◆ Task prompt:
Below are some records; reproduce every one of them exactly.

== Recorded data

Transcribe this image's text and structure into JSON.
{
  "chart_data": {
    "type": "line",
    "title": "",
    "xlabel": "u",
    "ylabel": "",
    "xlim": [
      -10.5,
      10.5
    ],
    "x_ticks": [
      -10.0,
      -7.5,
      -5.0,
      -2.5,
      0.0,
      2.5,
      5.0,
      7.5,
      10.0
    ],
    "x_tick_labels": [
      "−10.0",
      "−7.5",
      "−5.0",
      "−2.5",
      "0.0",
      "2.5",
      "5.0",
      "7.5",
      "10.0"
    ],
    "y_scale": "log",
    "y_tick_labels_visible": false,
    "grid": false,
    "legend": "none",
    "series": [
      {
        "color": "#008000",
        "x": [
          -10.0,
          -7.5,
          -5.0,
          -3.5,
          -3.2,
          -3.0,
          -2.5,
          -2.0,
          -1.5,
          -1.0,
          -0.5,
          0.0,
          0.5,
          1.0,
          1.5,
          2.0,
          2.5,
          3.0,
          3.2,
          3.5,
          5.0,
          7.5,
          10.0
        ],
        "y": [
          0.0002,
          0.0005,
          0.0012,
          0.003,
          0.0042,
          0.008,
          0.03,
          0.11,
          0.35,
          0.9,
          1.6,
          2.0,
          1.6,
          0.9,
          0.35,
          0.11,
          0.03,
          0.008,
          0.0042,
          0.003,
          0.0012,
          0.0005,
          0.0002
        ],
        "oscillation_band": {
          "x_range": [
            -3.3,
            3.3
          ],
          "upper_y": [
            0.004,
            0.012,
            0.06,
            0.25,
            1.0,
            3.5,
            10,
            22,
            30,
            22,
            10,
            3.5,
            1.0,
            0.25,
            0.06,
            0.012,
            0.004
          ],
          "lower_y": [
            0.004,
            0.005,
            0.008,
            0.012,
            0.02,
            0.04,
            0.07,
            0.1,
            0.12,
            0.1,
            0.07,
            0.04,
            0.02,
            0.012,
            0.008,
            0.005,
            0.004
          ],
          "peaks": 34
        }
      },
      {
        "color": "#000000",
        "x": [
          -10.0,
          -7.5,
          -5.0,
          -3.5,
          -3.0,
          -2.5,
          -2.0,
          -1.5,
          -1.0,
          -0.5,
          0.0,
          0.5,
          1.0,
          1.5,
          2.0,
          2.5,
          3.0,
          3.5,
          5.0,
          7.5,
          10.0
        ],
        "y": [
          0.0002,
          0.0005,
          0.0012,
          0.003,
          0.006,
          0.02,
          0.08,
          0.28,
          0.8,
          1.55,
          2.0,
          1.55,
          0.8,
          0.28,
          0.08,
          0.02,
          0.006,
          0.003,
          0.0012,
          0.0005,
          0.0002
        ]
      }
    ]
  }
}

====

◆ The solution:
Transcribe this image's text and structure into JSON.
{
  "chart_data": {
    "type": "line",
    "title": "",
    "xlabel": "u",
    "ylabel": "",
    "xlim": [
      -10.5,
      10.5
    ],
    "x_ticks": [
      -10.0,
      -7.5,
      -5.0,
      -2.5,
      0.0,
      2.5,
      5.0,
      7.5,
      10.0
    ],
    "x_tick_labels": [
      "−10.0",
      "−7.5",
      "−5.0",
      "−2.5",
      "0.0",
      "2.5",
      "5.0",
      "7.5",
      "10.0"
    ],
    "y_scale": "log",
    "y_tick_labels_visible": false,
    "grid": false,
    "legend": "none",
    "series": [
      {
        "color": "#008000",
        "x": [
          -10.0,
          -7.5,
          -5.0,
          -3.5,
          -3.2,
          -3.0,
          -2.5,
          -2.0,
          -1.5,
          -1.0,
          -0.5,
          0.0,
          0.5,
          1.0,
          1.5,
          2.0,
          2.5,
          3.0,
          3.2,
          3.5,
          5.0,
          7.5,
          10.0
        ],
        "y": [
          0.0002,
          0.0005,
          0.0012,
          0.003,
          0.0042,
          0.008,
          0.03,
          0.11,
          0.35,
          0.9,
          1.6,
          2.0,
          1.6,
          0.9,
          0.35,
          0.11,
          0.03,
          0.008,
          0.0042,
          0.003,
          0.0012,
          0.0005,
          0.0002
        ],
        "oscillation_band": {
          "x_range": [
            -3.3,
            3.3
          ],
          "upper_y": [
            0.004,
            0.012,
            0.06,
            0.25,
            1.0,
            3.5,
            10,
            22,
            30,
            22,
            10,
            3.5,
            1.0,
            0.25,
            0.06,
            0.012,
            0.004
          ],
          "lower_y": [
            0.004,
            0.005,
            0.008,
            0.012,
            0.02,
            0.04,
            0.07,
            0.1,
            0.12,
            0.1,
            0.07,
            0.04,
            0.02,
            0.012,
            0.008,
            0.005,
            0.004
          ],
          "peaks": 34
        }
      },
      {
        "color": "#000000",
        "x": [
          -10.0,
          -7.5,
          -5.0,
          -3.5,
          -3.0,
          -2.5,
          -2.0,
          -1.5,
          -1.0,
          -0.5,
          0.0,
          0.5,
          1.0,
          1.5,
          2.0,
          2.5,
          3.0,
          3.5,
          5.0,
          7.5,
          10.0
        ],
        "y": [
          0.0002,
          0.0005,
          0.0012,
          0.003,
          0.006,
          0.02,
          0.08,
          0.28,
          0.8,
          1.55,
          2.0,
          1.55,
          0.8,
          0.28,
          0.08,
          0.02,
          0.006,
          0.003,
          0.0012,
          0.0005,
          0.0002
        ]
      }
    ]
  }
}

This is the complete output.